JOB: Here is a listing, set out below; repeat its lines from the one with "OCR this image." to the last, both included, and leave out the pictures.

SOURCE DATA:
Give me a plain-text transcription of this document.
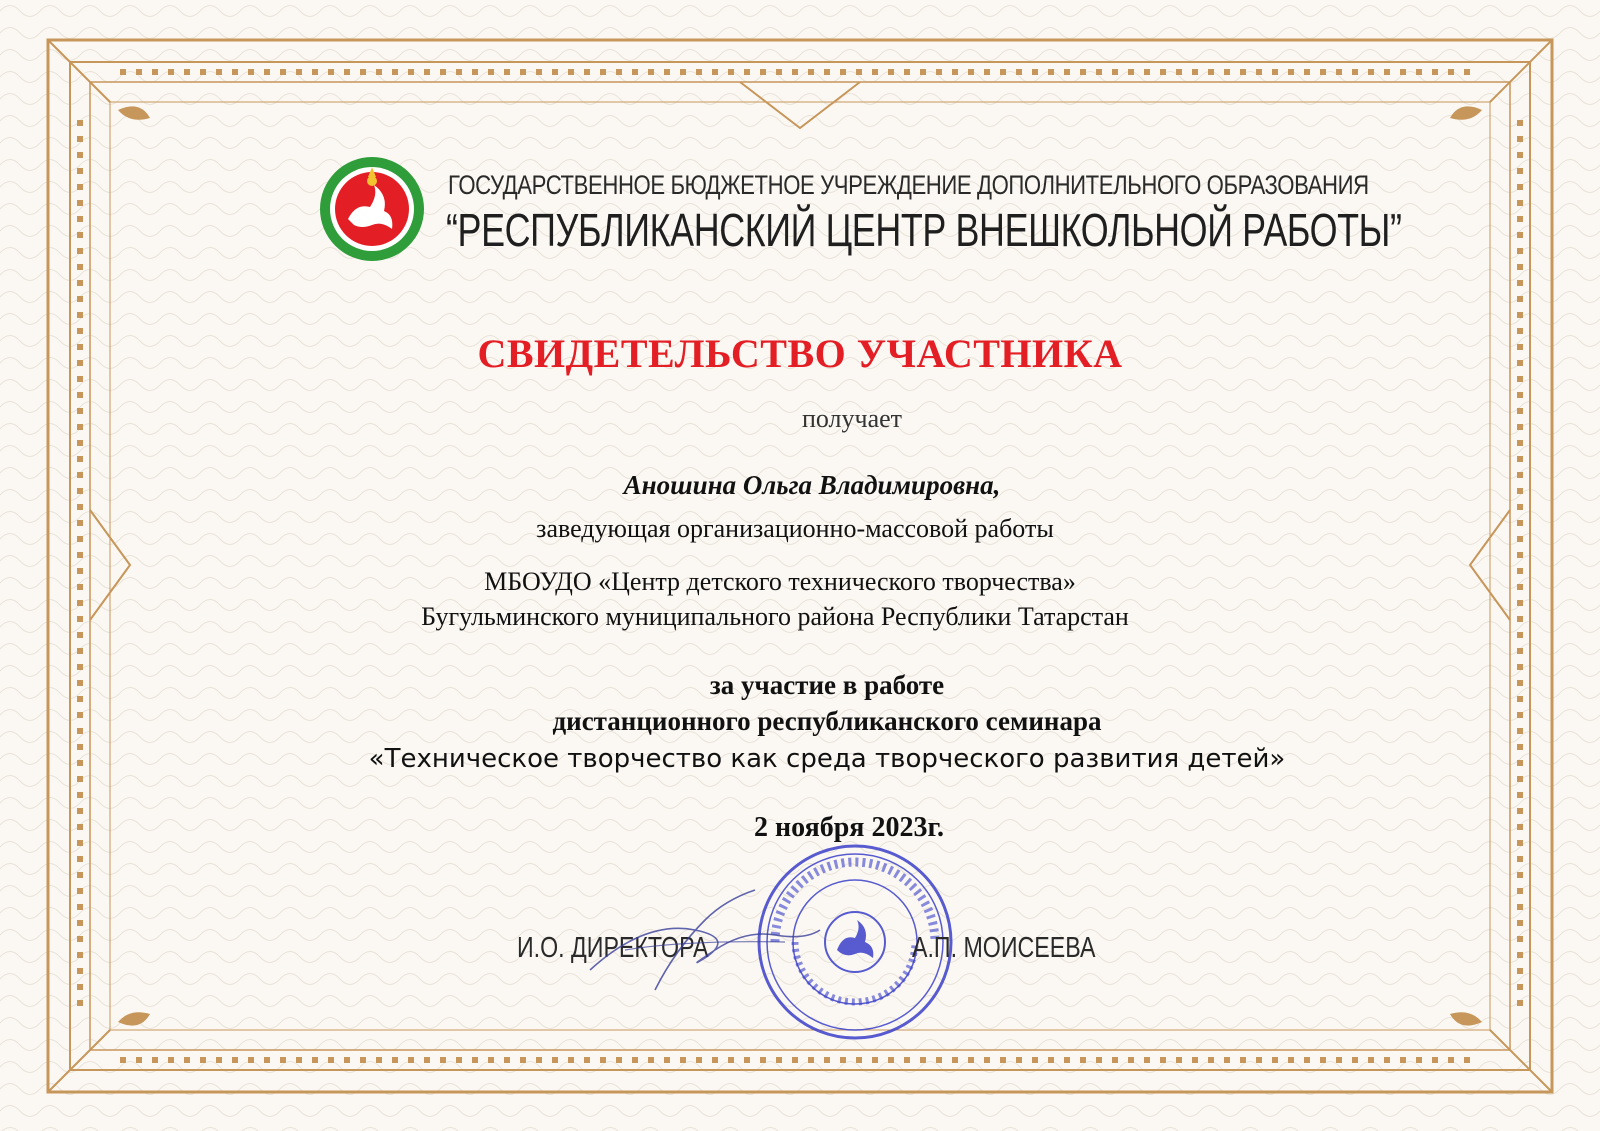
ГОСУДАРСТВЕННОЕ БЮДЖЕТНОЕ УЧРЕЖДЕНИЕ ДОПОЛНИТЕЛЬНОГО ОБРАЗОВАНИЯ
“РЕСПУБЛИКАНСКИЙ ЦЕНТР ВНЕШКОЛЬНОЙ РАБОТЫ”
СВИДЕТЕЛЬСТВО УЧАСТНИКА
получает
Аношина Ольга Владимировна,
заведующая организационно-массовой работы
МБОУДО «Центр детского технического творчества»
Бугульминского муниципального района Республики Татарстан
за участие в работе
дистанционного республиканского семинара
«Техническое творчество как среда творческого развития детей»
2 ноября 2023г.
И.О. ДИРЕКТОРА	А.П. МОИСЕЕВА
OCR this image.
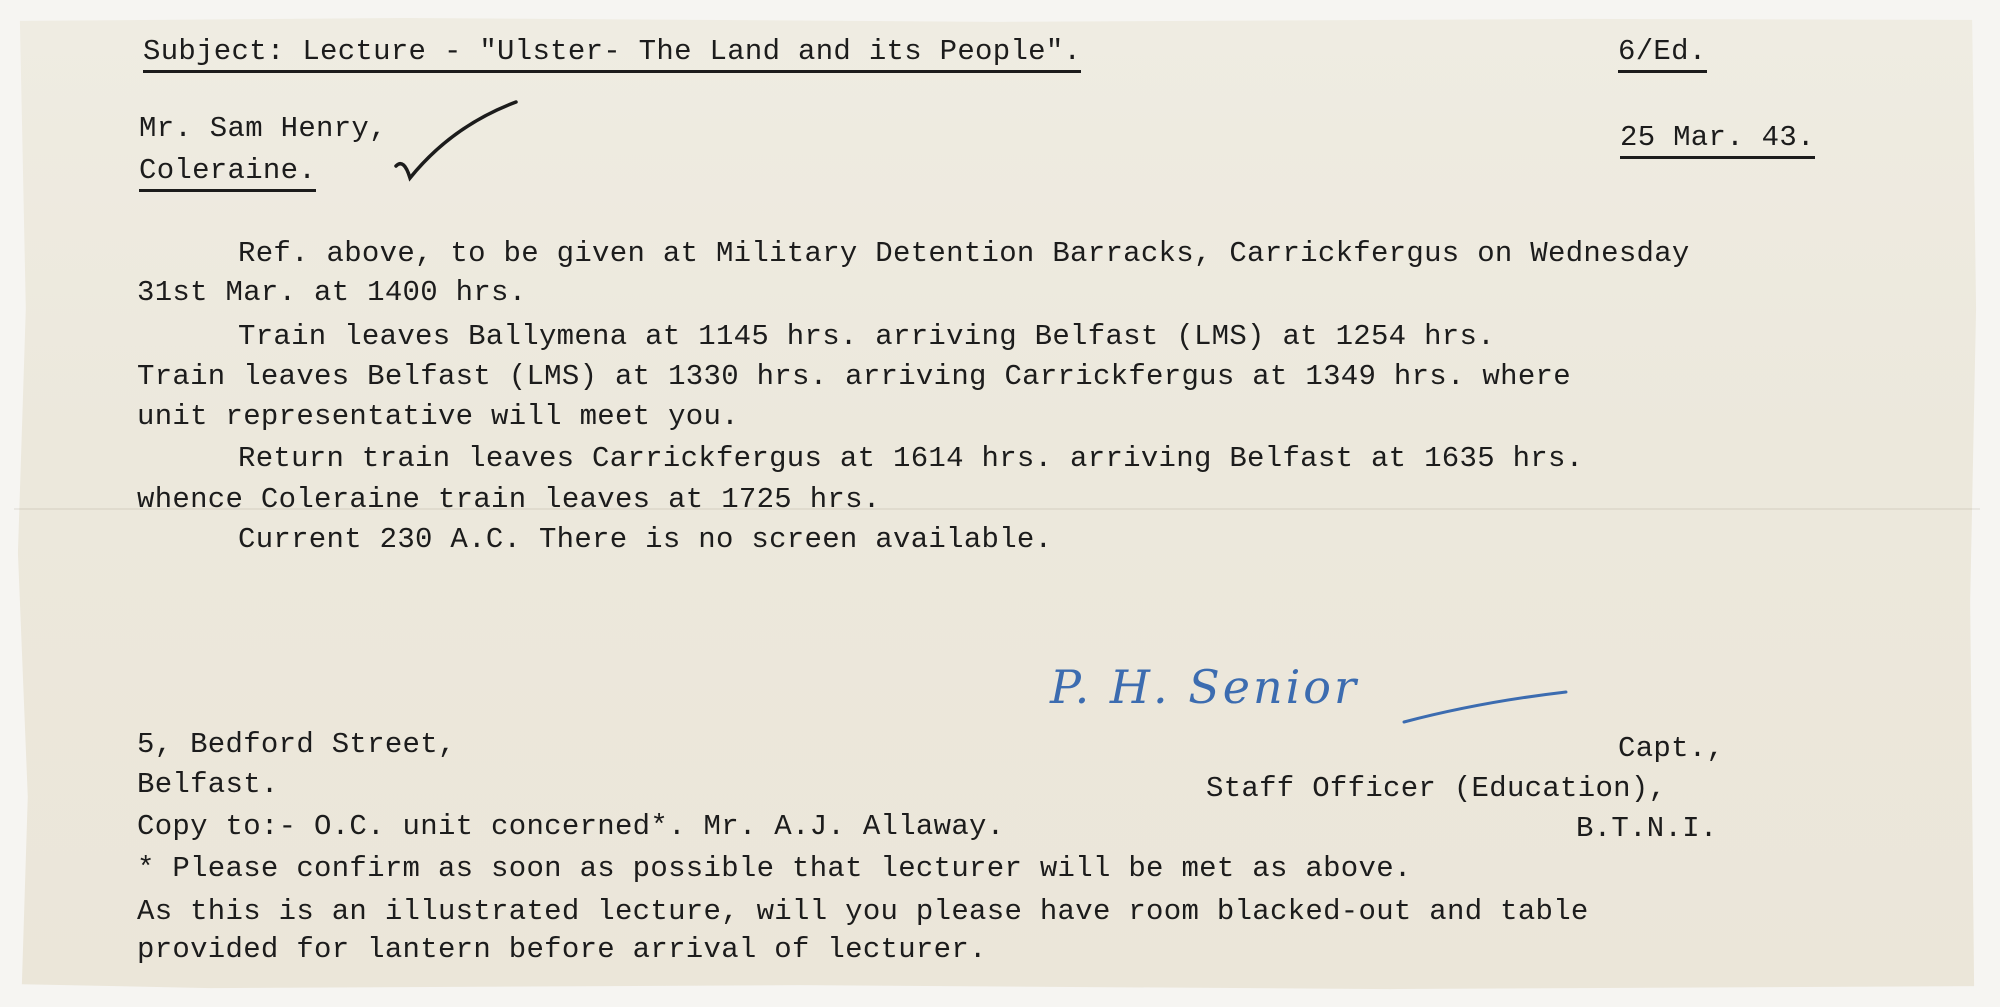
Subject: Lecture - "Ulster- The Land and its People".	6/Ed.
Mr. Sam Henry,
Coleraine.
25 Mar. 43.
Ref. above, to be given at Military Detention Barracks, Carrickfergus on Wednesday
31st Mar. at 1400 hrs.
Train leaves Ballymena at 1145 hrs. arriving Belfast (LMS) at 1254 hrs.
Train leaves Belfast (LMS) at 1330 hrs. arriving Carrickfergus at 1349 hrs. where
unit representative will meet you.
Return train leaves Carrickfergus at 1614 hrs. arriving Belfast at 1635 hrs.
whence Coleraine train leaves at 1725 hrs.
Current 230 A.C. There is no screen available.
P. H. Senior
5, Bedford Street,	Capt.,
Belfast.	Staff Officer (Education),
Copy to:- O.C. unit concerned*. Mr. A.J. Allaway.	B.T.N.I.
* Please confirm as soon as possible that lecturer will be met as above.
As this is an illustrated lecture, will you please have room blacked-out and table
provided for lantern before arrival of lecturer.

WORKED ANSWER:
OCR this image.
Subject: Lecture - "Ulster- The Land and its People".	6/Ed.
Mr. Sam Henry,
Coleraine.
25 Mar. 43.
Ref. above, to be given at Military Detention Barracks, Carrickfergus on Wednesday
31st Mar. at 1400 hrs.
Train leaves Ballymena at 1145 hrs. arriving Belfast (LMS) at 1254 hrs.
Train leaves Belfast (LMS) at 1330 hrs. arriving Carrickfergus at 1349 hrs. where
unit representative will meet you.
Return train leaves Carrickfergus at 1614 hrs. arriving Belfast at 1635 hrs.
whence Coleraine train leaves at 1725 hrs.
Current 230 A.C. There is no screen available.
P. H. Senior
5, Bedford Street,	Capt.,
Belfast.	Staff Officer (Education),
Copy to:- O.C. unit concerned*. Mr. A.J. Allaway.	B.T.N.I.
* Please confirm as soon as possible that lecturer will be met as above.
As this is an illustrated lecture, will you please have room blacked-out and table
provided for lantern before arrival of lecturer.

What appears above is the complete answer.